Task description »
Go through the data and copy every line exactly, but not the images.

Input »
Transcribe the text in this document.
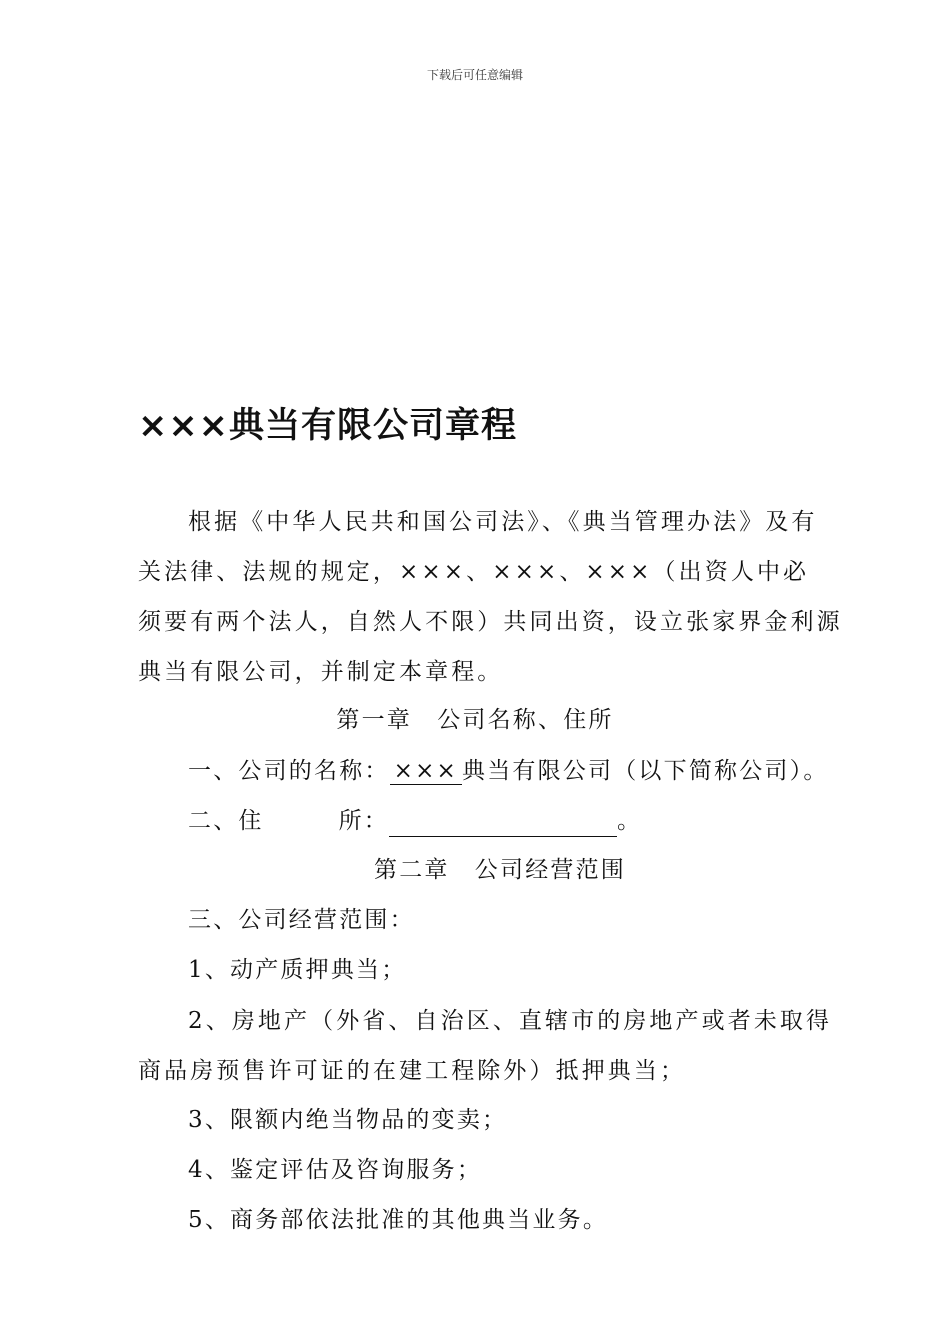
下载后可任意编辑
×××典当有限公司章程
根据《中华人民共和国公司法》、《典当管理办法》及有
关法律、法规的规定，×××、×××、×××（出资人中必
须要有两个法人，自然人不限）共同出资，设立张家界金利源
典当有限公司，并制定本章程。
第一章　公司名称、住所
一、公司的名称： ××× 典当有限公司（以下简称公司）。
二、住	所：	。
第二章　公司经营范围
三、公司经营范围：
1、动产质押典当；
2、房地产（外省、自治区、直辖市的房地产或者未取得
商品房预售许可证的在建工程除外）抵押典当；
3、限额内绝当物品的变卖；
4、鉴定评估及咨询服务；
5、商务部依法批准的其他典当业务。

Exercise solution »
Transcribe the text in this document.
下载后可任意编辑
×××典当有限公司章程
根据《中华人民共和国公司法》、《典当管理办法》及有
关法律、法规的规定，×××、×××、×××（出资人中必
须要有两个法人，自然人不限）共同出资，设立张家界金利源
典当有限公司，并制定本章程。
第一章　公司名称、住所
一、公司的名称： ××× 典当有限公司（以下简称公司）。
二、住	所：	。
第二章　公司经营范围
三、公司经营范围：
1、动产质押典当；
2、房地产（外省、自治区、直辖市的房地产或者未取得
商品房预售许可证的在建工程除外）抵押典当；
3、限额内绝当物品的变卖；
4、鉴定评估及咨询服务；
5、商务部依法批准的其他典当业务。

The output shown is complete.